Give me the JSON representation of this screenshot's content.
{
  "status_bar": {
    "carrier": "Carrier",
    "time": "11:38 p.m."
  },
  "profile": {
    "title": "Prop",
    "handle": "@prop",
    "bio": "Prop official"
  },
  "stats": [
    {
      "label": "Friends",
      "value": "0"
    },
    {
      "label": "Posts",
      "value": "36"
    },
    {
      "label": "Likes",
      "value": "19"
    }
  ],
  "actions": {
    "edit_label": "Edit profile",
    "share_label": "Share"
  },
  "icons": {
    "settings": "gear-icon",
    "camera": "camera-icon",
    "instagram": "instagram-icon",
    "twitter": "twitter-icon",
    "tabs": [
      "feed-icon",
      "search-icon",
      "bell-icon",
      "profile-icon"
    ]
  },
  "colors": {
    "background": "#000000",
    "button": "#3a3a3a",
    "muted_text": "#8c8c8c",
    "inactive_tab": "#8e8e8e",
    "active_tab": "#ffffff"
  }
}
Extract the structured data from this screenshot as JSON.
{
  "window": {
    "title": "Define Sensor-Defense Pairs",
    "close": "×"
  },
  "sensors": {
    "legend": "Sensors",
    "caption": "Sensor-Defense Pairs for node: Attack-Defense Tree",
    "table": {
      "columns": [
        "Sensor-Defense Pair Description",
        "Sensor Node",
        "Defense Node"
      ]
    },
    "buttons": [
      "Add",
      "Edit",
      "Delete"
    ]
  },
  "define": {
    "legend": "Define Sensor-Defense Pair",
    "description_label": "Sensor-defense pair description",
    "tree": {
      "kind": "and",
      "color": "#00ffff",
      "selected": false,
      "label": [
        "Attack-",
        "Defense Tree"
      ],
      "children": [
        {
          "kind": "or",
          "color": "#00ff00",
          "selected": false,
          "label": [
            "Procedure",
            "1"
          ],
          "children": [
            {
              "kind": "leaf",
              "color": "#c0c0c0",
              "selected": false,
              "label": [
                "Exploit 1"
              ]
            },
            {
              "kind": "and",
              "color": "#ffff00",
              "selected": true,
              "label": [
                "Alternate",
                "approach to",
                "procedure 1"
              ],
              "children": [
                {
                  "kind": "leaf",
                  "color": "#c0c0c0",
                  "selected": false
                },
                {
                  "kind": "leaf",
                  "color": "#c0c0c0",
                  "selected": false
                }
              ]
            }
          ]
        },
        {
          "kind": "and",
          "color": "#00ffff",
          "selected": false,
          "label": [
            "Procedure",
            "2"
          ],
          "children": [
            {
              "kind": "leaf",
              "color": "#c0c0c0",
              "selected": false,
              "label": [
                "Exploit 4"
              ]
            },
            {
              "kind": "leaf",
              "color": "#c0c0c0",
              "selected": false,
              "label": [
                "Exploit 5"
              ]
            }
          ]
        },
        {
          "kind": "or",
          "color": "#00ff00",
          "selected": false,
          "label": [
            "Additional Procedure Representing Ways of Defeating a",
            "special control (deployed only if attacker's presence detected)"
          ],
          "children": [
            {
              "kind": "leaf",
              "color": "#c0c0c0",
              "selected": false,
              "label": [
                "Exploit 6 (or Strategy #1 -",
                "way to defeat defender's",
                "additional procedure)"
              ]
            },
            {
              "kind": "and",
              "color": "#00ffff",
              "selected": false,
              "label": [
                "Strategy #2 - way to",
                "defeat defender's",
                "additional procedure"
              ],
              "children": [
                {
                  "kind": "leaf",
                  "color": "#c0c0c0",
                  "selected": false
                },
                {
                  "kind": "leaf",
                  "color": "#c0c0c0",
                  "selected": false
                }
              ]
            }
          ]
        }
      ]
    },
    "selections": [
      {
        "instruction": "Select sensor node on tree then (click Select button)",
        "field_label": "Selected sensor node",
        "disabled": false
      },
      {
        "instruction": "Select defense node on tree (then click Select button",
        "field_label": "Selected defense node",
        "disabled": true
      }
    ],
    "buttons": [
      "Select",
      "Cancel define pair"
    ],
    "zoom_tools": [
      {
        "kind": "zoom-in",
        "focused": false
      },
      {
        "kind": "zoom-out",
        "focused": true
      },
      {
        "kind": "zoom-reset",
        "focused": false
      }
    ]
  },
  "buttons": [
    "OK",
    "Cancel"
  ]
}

══════════

__Task objective__. Without omitting anything, output the entries exactly.

__Exercise answer__.
Give me the JSON representation of this screenshot's content.
{
  "status_bar": {
    "carrier": "Carrier",
    "time": "11:38 p.m."
  },
  "profile": {
    "title": "Prop",
    "handle": "@prop",
    "bio": "Prop official"
  },
  "stats": [
    {
      "label": "Friends",
      "value": "0"
    },
    {
      "label": "Posts",
      "value": "36"
    },
    {
      "label": "Likes",
      "value": "19"
    }
  ],
  "actions": {
    "edit_label": "Edit profile",
    "share_label": "Share"
  },
  "icons": {
    "settings": "gear-icon",
    "camera": "camera-icon",
    "instagram": "instagram-icon",
    "twitter": "twitter-icon",
    "tabs": [
      "feed-icon",
      "search-icon",
      "bell-icon",
      "profile-icon"
    ]
  },
  "colors": {
    "background": "#000000",
    "button": "#3a3a3a",
    "muted_text": "#8c8c8c",
    "inactive_tab": "#8e8e8e",
    "active_tab": "#ffffff"
  }
}
Extract the structured data from this screenshot as JSON.
{
  "window": {
    "title": "Define Sensor-Defense Pairs",
    "close": "×"
  },
  "sensors": {
    "legend": "Sensors",
    "caption": "Sensor-Defense Pairs for node: Attack-Defense Tree",
    "table": {
      "columns": [
        "Sensor-Defense Pair Description",
        "Sensor Node",
        "Defense Node"
      ]
    },
    "buttons": [
      "Add",
      "Edit",
      "Delete"
    ]
  },
  "define": {
    "legend": "Define Sensor-Defense Pair",
    "description_label": "Sensor-defense pair description",
    "tree": {
      "kind": "and",
      "color": "#00ffff",
      "selected": false,
      "label": [
        "Attack-",
        "Defense Tree"
      ],
      "children": [
        {
          "kind": "or",
          "color": "#00ff00",
          "selected": false,
          "label": [
            "Procedure",
            "1"
          ],
          "children": [
            {
              "kind": "leaf",
              "color": "#c0c0c0",
              "selected": false,
              "label": [
                "Exploit 1"
              ]
            },
            {
              "kind": "and",
              "color": "#ffff00",
              "selected": true,
              "label": [
                "Alternate",
                "approach to",
                "procedure 1"
              ],
              "children": [
                {
                  "kind": "leaf",
                  "color": "#c0c0c0",
                  "selected": false
                },
                {
                  "kind": "leaf",
                  "color": "#c0c0c0",
                  "selected": false
                }
              ]
            }
          ]
        },
        {
          "kind": "and",
          "color": "#00ffff",
          "selected": false,
          "label": [
            "Procedure",
            "2"
          ],
          "children": [
            {
              "kind": "leaf",
              "color": "#c0c0c0",
              "selected": false,
              "label": [
                "Exploit 4"
              ]
            },
            {
              "kind": "leaf",
              "color": "#c0c0c0",
              "selected": false,
              "label": [
                "Exploit 5"
              ]
            }
          ]
        },
        {
          "kind": "or",
          "color": "#00ff00",
          "selected": false,
          "label": [
            "Additional Procedure Representing Ways of Defeating a",
            "special control (deployed only if attacker's presence detected)"
          ],
          "children": [
            {
              "kind": "leaf",
              "color": "#c0c0c0",
              "selected": false,
              "label": [
                "Exploit 6 (or Strategy #1 -",
                "way to defeat defender's",
                "additional procedure)"
              ]
            },
            {
              "kind": "and",
              "color": "#00ffff",
              "selected": false,
              "label": [
                "Strategy #2 - way to",
                "defeat defender's",
                "additional procedure"
              ],
              "children": [
                {
                  "kind": "leaf",
                  "color": "#c0c0c0",
                  "selected": false
                },
                {
                  "kind": "leaf",
                  "color": "#c0c0c0",
                  "selected": false
                }
              ]
            }
          ]
        }
      ]
    },
    "selections": [
      {
        "instruction": "Select sensor node on tree then (click Select button)",
        "field_label": "Selected sensor node",
        "disabled": false
      },
      {
        "instruction": "Select defense node on tree (then click Select button",
        "field_label": "Selected defense node",
        "disabled": true
      }
    ],
    "buttons": [
      "Select",
      "Cancel define pair"
    ],
    "zoom_tools": [
      {
        "kind": "zoom-in",
        "focused": false
      },
      {
        "kind": "zoom-out",
        "focused": true
      },
      {
        "kind": "zoom-reset",
        "focused": false
      }
    ]
  },
  "buttons": [
    "OK",
    "Cancel"
  ]
}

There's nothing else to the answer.